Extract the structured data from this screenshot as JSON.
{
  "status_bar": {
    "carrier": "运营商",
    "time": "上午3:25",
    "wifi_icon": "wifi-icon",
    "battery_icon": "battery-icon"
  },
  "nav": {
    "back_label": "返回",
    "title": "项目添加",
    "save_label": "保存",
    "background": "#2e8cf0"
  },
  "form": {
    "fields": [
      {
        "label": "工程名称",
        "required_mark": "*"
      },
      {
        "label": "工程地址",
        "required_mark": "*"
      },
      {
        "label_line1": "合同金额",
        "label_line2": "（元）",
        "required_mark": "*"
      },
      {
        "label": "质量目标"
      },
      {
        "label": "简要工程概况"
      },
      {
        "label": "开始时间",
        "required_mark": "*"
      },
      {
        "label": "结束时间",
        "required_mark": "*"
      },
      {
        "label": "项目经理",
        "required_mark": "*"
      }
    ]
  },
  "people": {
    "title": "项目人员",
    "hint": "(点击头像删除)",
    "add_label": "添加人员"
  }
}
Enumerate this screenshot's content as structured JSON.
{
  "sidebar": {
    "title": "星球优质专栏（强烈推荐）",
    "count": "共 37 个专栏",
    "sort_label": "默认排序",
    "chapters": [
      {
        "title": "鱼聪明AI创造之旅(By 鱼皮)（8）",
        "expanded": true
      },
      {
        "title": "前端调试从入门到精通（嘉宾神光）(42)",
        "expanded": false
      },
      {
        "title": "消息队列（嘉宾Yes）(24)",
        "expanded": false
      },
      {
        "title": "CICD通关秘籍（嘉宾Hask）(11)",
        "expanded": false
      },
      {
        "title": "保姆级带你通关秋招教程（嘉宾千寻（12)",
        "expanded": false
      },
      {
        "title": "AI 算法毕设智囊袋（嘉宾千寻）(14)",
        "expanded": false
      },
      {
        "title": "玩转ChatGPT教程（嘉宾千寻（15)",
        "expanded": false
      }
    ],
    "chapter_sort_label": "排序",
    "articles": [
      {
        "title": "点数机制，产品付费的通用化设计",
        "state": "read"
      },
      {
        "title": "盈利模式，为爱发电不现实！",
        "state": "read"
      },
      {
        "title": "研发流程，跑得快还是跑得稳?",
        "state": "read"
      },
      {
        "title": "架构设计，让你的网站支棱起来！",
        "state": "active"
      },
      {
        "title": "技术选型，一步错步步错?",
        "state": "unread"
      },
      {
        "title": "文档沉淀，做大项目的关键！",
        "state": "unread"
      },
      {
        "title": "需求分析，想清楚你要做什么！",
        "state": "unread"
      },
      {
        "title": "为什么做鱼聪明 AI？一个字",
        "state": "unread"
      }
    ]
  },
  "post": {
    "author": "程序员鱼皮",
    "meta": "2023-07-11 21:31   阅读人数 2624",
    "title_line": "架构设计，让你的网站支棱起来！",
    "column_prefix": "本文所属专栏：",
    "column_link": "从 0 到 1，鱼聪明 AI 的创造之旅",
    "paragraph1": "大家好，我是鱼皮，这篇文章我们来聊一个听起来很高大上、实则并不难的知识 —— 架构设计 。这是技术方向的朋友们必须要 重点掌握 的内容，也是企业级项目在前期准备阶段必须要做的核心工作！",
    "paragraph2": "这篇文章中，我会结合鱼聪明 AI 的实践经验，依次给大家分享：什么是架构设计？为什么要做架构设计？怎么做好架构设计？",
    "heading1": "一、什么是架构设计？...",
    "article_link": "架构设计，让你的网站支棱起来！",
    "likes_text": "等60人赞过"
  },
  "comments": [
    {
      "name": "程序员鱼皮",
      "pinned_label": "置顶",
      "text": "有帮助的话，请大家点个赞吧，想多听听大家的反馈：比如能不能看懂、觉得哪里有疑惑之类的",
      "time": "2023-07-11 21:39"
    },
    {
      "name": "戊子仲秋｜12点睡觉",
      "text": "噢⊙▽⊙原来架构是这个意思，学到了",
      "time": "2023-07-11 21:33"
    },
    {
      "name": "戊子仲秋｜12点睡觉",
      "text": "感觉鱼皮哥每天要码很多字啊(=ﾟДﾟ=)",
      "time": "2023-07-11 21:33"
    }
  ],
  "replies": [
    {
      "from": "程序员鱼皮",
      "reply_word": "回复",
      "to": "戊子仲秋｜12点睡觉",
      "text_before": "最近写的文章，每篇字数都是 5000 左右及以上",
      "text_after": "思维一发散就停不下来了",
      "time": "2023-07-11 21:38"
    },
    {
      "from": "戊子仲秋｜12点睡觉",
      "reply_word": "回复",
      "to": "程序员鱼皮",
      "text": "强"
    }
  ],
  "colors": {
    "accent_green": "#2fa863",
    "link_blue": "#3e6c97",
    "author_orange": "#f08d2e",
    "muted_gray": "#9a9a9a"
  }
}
--------
* _What to produce_
Print the entries exactly. Include every one.

* _Reply to the exercise_
Extract the structured data from this screenshot as JSON.
{
  "status_bar": {
    "carrier": "运营商",
    "time": "上午3:25",
    "wifi_icon": "wifi-icon",
    "battery_icon": "battery-icon"
  },
  "nav": {
    "back_label": "返回",
    "title": "项目添加",
    "save_label": "保存",
    "background": "#2e8cf0"
  },
  "form": {
    "fields": [
      {
        "label": "工程名称",
        "required_mark": "*"
      },
      {
        "label": "工程地址",
        "required_mark": "*"
      },
      {
        "label_line1": "合同金额",
        "label_line2": "（元）",
        "required_mark": "*"
      },
      {
        "label": "质量目标"
      },
      {
        "label": "简要工程概况"
      },
      {
        "label": "开始时间",
        "required_mark": "*"
      },
      {
        "label": "结束时间",
        "required_mark": "*"
      },
      {
        "label": "项目经理",
        "required_mark": "*"
      }
    ]
  },
  "people": {
    "title": "项目人员",
    "hint": "(点击头像删除)",
    "add_label": "添加人员"
  }
}
Enumerate this screenshot's content as structured JSON.
{
  "sidebar": {
    "title": "星球优质专栏（强烈推荐）",
    "count": "共 37 个专栏",
    "sort_label": "默认排序",
    "chapters": [
      {
        "title": "鱼聪明AI创造之旅(By 鱼皮)（8）",
        "expanded": true
      },
      {
        "title": "前端调试从入门到精通（嘉宾神光）(42)",
        "expanded": false
      },
      {
        "title": "消息队列（嘉宾Yes）(24)",
        "expanded": false
      },
      {
        "title": "CICD通关秘籍（嘉宾Hask）(11)",
        "expanded": false
      },
      {
        "title": "保姆级带你通关秋招教程（嘉宾千寻（12)",
        "expanded": false
      },
      {
        "title": "AI 算法毕设智囊袋（嘉宾千寻）(14)",
        "expanded": false
      },
      {
        "title": "玩转ChatGPT教程（嘉宾千寻（15)",
        "expanded": false
      }
    ],
    "chapter_sort_label": "排序",
    "articles": [
      {
        "title": "点数机制，产品付费的通用化设计",
        "state": "read"
      },
      {
        "title": "盈利模式，为爱发电不现实！",
        "state": "read"
      },
      {
        "title": "研发流程，跑得快还是跑得稳?",
        "state": "read"
      },
      {
        "title": "架构设计，让你的网站支棱起来！",
        "state": "active"
      },
      {
        "title": "技术选型，一步错步步错?",
        "state": "unread"
      },
      {
        "title": "文档沉淀，做大项目的关键！",
        "state": "unread"
      },
      {
        "title": "需求分析，想清楚你要做什么！",
        "state": "unread"
      },
      {
        "title": "为什么做鱼聪明 AI？一个字",
        "state": "unread"
      }
    ]
  },
  "post": {
    "author": "程序员鱼皮",
    "meta": "2023-07-11 21:31   阅读人数 2624",
    "title_line": "架构设计，让你的网站支棱起来！",
    "column_prefix": "本文所属专栏：",
    "column_link": "从 0 到 1，鱼聪明 AI 的创造之旅",
    "paragraph1": "大家好，我是鱼皮，这篇文章我们来聊一个听起来很高大上、实则并不难的知识 —— 架构设计 。这是技术方向的朋友们必须要 重点掌握 的内容，也是企业级项目在前期准备阶段必须要做的核心工作！",
    "paragraph2": "这篇文章中，我会结合鱼聪明 AI 的实践经验，依次给大家分享：什么是架构设计？为什么要做架构设计？怎么做好架构设计？",
    "heading1": "一、什么是架构设计？...",
    "article_link": "架构设计，让你的网站支棱起来！",
    "likes_text": "等60人赞过"
  },
  "comments": [
    {
      "name": "程序员鱼皮",
      "pinned_label": "置顶",
      "text": "有帮助的话，请大家点个赞吧，想多听听大家的反馈：比如能不能看懂、觉得哪里有疑惑之类的",
      "time": "2023-07-11 21:39"
    },
    {
      "name": "戊子仲秋｜12点睡觉",
      "text": "噢⊙▽⊙原来架构是这个意思，学到了",
      "time": "2023-07-11 21:33"
    },
    {
      "name": "戊子仲秋｜12点睡觉",
      "text": "感觉鱼皮哥每天要码很多字啊(=ﾟДﾟ=)",
      "time": "2023-07-11 21:33"
    }
  ],
  "replies": [
    {
      "from": "程序员鱼皮",
      "reply_word": "回复",
      "to": "戊子仲秋｜12点睡觉",
      "text_before": "最近写的文章，每篇字数都是 5000 左右及以上",
      "text_after": "思维一发散就停不下来了",
      "time": "2023-07-11 21:38"
    },
    {
      "from": "戊子仲秋｜12点睡觉",
      "reply_word": "回复",
      "to": "程序员鱼皮",
      "text": "强"
    }
  ],
  "colors": {
    "accent_green": "#2fa863",
    "link_blue": "#3e6c97",
    "author_orange": "#f08d2e",
    "muted_gray": "#9a9a9a"
  }
}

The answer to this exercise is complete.